[start of Exercise inputs]

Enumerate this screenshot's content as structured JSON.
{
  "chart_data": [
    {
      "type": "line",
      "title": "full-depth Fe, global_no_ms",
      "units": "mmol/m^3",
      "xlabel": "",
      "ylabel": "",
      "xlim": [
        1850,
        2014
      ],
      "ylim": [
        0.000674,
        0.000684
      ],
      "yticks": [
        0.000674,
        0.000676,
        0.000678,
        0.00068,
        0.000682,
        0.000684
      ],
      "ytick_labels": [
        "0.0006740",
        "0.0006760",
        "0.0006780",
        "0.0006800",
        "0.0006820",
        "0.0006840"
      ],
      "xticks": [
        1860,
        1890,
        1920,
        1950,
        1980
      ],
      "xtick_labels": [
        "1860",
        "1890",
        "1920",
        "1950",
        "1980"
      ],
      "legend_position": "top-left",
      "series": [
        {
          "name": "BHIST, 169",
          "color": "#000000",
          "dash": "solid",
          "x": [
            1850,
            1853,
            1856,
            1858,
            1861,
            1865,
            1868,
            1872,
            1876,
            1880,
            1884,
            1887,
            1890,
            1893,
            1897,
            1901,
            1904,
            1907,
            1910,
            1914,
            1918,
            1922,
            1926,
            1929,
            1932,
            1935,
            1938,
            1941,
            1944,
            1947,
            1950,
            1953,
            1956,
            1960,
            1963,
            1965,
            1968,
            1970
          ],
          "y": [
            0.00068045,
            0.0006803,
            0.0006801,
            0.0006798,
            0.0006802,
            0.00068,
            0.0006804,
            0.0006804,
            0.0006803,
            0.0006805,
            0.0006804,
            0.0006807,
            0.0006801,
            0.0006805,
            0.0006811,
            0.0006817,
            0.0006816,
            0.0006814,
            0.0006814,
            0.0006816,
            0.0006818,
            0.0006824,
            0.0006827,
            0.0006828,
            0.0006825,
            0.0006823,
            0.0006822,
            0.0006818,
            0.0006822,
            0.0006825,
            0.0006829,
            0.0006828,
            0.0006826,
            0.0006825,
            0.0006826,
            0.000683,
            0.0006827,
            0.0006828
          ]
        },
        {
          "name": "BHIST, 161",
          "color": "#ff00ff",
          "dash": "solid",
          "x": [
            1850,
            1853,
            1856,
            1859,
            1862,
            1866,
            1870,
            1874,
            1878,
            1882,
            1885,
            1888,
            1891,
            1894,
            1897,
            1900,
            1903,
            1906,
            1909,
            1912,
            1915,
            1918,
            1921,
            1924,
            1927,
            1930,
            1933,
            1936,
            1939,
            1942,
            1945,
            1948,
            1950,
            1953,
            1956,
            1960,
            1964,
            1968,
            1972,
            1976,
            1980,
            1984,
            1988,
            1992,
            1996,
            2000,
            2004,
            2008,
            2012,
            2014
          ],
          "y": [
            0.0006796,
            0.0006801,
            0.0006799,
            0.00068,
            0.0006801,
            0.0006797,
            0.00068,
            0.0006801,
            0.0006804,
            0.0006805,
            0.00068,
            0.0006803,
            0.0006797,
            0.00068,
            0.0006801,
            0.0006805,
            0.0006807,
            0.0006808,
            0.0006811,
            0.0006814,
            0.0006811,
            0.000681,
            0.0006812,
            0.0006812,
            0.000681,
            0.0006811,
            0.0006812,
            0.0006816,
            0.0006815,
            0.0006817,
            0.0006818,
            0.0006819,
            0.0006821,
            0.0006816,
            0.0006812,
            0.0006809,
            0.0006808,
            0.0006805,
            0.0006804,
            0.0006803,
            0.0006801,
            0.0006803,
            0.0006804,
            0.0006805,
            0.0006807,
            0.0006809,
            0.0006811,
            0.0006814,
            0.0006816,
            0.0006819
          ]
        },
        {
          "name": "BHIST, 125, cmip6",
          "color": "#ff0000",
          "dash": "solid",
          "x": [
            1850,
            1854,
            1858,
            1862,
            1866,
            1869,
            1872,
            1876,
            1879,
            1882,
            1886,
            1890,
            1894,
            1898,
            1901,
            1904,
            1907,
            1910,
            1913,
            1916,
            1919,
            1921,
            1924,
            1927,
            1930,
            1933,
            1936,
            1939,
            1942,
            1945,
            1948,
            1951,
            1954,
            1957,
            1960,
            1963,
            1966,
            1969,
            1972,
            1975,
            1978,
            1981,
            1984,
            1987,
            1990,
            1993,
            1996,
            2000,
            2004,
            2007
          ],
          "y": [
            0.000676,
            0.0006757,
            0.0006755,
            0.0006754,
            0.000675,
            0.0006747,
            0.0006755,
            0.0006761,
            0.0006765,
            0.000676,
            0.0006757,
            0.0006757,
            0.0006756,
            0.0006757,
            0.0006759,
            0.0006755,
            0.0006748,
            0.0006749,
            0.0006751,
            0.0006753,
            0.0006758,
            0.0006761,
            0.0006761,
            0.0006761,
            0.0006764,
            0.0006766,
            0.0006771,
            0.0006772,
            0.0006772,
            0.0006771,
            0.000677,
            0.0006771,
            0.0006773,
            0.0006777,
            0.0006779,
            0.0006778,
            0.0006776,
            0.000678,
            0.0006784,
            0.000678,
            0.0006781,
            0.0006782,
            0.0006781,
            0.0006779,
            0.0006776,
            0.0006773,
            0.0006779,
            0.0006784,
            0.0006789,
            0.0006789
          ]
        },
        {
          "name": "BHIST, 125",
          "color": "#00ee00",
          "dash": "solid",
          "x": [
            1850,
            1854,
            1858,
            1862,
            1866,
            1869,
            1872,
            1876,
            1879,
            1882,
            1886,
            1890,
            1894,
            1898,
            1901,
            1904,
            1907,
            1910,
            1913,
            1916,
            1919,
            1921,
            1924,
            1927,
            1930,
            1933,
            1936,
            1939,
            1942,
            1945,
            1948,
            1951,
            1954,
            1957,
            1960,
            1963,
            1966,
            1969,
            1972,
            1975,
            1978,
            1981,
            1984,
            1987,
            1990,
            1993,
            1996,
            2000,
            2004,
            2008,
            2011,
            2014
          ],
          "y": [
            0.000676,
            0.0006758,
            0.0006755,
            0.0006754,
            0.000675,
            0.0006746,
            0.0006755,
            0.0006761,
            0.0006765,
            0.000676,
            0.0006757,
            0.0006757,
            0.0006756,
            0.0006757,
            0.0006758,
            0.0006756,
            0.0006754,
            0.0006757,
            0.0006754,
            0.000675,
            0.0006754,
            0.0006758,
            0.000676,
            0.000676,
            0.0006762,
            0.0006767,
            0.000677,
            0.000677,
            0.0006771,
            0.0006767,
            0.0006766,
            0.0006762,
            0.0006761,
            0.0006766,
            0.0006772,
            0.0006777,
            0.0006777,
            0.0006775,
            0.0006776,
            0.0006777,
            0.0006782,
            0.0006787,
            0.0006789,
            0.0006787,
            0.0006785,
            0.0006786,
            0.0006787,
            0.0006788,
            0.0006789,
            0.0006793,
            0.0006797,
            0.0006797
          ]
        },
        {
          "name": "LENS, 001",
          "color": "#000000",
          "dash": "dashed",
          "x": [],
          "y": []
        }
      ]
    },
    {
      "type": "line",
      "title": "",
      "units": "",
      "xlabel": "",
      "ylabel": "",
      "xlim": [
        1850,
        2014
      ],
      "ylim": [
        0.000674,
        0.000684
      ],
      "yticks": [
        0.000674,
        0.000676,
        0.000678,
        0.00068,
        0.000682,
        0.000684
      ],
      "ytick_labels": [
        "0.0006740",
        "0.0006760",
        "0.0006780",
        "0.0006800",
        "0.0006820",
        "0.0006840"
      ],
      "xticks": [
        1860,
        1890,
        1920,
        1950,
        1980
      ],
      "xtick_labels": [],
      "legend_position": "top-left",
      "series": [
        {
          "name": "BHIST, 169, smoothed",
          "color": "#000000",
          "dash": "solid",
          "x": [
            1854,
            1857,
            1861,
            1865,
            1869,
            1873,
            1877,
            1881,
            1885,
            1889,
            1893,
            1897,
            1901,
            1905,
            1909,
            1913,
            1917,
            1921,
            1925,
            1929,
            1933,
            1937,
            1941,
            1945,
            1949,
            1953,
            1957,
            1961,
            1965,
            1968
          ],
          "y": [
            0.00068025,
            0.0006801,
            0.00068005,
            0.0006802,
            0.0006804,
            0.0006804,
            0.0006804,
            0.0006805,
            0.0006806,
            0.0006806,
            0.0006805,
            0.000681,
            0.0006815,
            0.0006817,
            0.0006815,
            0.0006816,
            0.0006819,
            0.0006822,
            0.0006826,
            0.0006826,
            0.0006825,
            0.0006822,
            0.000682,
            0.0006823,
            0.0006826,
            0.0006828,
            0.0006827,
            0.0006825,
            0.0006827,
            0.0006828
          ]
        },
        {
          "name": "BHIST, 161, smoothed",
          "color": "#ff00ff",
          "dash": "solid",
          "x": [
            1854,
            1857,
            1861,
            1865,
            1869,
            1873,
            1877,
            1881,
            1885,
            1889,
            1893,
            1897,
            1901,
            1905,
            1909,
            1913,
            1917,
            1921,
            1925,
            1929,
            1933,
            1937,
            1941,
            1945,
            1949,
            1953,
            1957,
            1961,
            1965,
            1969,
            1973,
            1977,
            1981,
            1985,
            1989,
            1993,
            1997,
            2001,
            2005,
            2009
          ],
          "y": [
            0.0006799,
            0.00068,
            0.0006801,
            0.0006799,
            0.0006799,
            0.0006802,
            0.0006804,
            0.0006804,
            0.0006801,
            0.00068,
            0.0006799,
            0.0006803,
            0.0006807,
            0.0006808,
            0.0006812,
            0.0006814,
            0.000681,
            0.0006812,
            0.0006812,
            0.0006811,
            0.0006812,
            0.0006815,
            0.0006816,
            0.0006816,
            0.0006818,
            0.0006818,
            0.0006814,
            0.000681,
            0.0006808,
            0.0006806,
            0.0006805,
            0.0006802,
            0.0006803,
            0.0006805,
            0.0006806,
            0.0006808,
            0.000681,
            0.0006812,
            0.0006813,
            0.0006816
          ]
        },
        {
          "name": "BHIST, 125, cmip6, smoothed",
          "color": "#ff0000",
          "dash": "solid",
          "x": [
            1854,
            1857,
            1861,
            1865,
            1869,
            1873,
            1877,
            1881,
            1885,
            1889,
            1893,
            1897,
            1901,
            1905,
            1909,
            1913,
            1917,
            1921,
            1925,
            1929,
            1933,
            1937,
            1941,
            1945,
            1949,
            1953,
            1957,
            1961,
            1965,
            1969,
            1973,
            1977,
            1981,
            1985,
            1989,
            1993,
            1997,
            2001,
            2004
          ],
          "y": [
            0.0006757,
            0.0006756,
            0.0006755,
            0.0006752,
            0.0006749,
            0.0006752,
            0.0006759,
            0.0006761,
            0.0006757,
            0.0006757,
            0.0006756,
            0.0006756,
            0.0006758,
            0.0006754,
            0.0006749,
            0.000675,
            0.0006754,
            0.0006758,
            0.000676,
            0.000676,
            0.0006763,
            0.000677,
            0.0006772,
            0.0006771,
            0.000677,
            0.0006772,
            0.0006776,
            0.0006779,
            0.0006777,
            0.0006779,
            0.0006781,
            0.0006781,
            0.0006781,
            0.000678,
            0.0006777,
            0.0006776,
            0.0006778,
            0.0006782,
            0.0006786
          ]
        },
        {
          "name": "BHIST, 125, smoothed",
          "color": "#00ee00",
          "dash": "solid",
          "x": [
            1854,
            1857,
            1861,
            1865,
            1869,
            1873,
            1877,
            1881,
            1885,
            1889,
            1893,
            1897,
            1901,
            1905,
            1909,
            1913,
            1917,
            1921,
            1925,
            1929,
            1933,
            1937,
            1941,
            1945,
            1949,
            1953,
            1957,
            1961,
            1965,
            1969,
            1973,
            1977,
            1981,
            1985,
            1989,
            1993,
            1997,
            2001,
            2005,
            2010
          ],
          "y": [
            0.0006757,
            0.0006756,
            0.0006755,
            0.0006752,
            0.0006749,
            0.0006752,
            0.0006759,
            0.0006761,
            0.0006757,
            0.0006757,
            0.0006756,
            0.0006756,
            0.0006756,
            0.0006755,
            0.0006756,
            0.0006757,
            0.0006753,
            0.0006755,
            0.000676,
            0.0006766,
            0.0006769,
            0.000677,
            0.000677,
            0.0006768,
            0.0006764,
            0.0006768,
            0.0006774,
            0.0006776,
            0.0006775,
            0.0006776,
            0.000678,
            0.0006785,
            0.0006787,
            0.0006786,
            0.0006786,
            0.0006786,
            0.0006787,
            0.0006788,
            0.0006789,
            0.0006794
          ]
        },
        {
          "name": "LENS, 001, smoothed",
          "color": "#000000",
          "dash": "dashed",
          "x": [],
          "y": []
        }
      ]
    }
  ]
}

[end of Exercise inputs]

Aim:
Where does the word "BHIST" appear in the listing? List each line that holds it.

Exercise response:
          "name": "BHIST, 169",
          "name": "BHIST, 161",
          "name": "BHIST, 125, cmip6",
          "name": "BHIST, 125",
          "name": "BHIST, 169, smoothed",
          "name": "BHIST, 161, smoothed",
          "name": "BHIST, 125, cmip6, smoothed",
          "name": "BHIST, 125, smoothed",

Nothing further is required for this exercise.